Instructions for the task
Gather all lines in the entries below that include the word "JSON".

Records for the task

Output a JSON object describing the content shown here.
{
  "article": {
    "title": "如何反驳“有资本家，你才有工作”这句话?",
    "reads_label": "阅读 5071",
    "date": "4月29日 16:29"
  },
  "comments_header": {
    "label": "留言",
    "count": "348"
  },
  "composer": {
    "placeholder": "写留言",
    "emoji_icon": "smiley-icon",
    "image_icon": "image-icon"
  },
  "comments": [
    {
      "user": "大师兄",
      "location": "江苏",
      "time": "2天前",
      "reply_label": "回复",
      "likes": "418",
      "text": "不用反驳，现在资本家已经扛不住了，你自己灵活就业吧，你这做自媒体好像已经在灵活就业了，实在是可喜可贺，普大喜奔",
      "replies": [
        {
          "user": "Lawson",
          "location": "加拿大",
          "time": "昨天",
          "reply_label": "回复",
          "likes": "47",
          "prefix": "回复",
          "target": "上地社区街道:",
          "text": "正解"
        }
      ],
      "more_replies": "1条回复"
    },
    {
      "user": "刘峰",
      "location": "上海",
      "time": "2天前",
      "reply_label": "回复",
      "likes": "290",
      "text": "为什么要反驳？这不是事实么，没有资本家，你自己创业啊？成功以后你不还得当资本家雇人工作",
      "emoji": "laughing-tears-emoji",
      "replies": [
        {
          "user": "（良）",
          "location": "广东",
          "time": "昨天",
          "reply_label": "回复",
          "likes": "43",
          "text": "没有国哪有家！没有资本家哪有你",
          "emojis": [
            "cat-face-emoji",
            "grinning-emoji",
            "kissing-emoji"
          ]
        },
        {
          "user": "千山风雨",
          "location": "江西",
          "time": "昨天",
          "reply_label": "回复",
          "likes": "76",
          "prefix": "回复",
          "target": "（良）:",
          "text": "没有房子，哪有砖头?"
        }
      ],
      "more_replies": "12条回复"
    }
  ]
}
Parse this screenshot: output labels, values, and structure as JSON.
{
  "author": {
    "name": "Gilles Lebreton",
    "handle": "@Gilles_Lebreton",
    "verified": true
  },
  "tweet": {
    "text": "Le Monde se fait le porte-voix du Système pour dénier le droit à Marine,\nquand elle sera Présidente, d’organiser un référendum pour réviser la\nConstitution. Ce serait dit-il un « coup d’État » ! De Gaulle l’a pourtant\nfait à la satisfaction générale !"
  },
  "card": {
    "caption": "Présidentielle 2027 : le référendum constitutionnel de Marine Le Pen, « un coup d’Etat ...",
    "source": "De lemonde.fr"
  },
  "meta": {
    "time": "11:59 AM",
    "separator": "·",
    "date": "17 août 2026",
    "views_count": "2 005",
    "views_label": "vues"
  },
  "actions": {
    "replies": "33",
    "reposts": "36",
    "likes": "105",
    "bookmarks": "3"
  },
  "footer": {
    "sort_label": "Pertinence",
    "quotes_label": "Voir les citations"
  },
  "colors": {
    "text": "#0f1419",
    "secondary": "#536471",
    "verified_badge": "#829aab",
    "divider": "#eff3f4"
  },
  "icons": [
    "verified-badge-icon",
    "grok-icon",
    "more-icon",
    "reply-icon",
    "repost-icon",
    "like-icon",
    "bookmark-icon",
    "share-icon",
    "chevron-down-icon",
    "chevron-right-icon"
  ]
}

* * *

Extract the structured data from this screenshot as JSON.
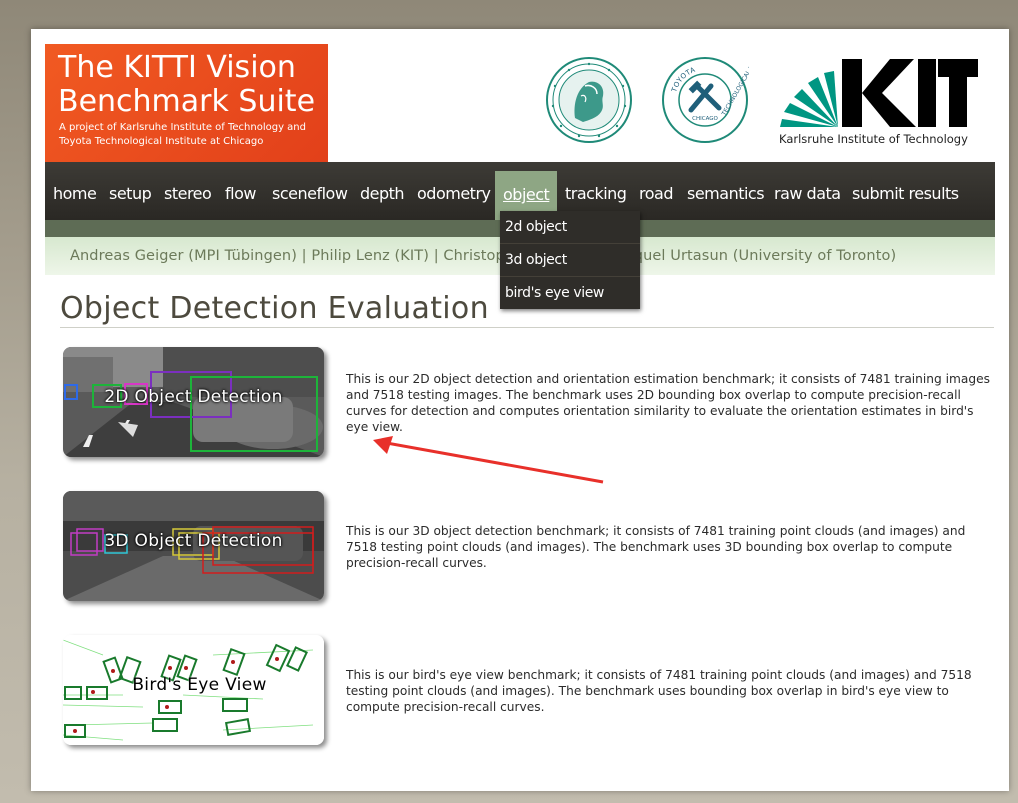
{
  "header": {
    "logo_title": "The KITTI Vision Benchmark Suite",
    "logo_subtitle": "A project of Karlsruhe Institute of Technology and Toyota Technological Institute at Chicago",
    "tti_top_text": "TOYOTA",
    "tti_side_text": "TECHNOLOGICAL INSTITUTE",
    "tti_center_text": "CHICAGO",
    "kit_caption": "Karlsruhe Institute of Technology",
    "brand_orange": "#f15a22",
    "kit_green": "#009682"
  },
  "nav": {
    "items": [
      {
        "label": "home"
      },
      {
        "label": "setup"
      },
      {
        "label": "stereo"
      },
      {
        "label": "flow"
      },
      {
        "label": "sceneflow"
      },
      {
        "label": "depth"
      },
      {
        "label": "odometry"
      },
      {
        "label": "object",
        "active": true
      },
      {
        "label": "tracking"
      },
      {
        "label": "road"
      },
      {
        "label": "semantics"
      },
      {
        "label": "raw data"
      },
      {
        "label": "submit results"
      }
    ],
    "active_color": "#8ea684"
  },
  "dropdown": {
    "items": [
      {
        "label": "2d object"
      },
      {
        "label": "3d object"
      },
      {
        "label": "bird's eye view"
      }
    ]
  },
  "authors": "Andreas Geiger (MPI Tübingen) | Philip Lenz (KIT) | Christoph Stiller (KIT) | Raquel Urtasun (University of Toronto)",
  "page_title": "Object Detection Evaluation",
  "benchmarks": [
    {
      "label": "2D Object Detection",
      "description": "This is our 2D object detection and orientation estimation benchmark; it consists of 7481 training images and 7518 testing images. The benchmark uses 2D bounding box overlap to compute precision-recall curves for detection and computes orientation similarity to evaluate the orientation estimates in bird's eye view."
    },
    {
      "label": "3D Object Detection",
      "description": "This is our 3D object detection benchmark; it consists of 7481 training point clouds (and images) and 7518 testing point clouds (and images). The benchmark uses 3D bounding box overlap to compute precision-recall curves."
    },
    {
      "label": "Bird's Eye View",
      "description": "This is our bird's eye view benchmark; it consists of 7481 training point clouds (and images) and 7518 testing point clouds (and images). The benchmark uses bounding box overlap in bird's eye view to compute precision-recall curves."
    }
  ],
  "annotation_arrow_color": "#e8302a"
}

Solution to this exercise
Output a JSON object describing the content shown here.
Parse this screenshot: output labels, values, and structure as JSON.
Extract the structured data from this screenshot as JSON.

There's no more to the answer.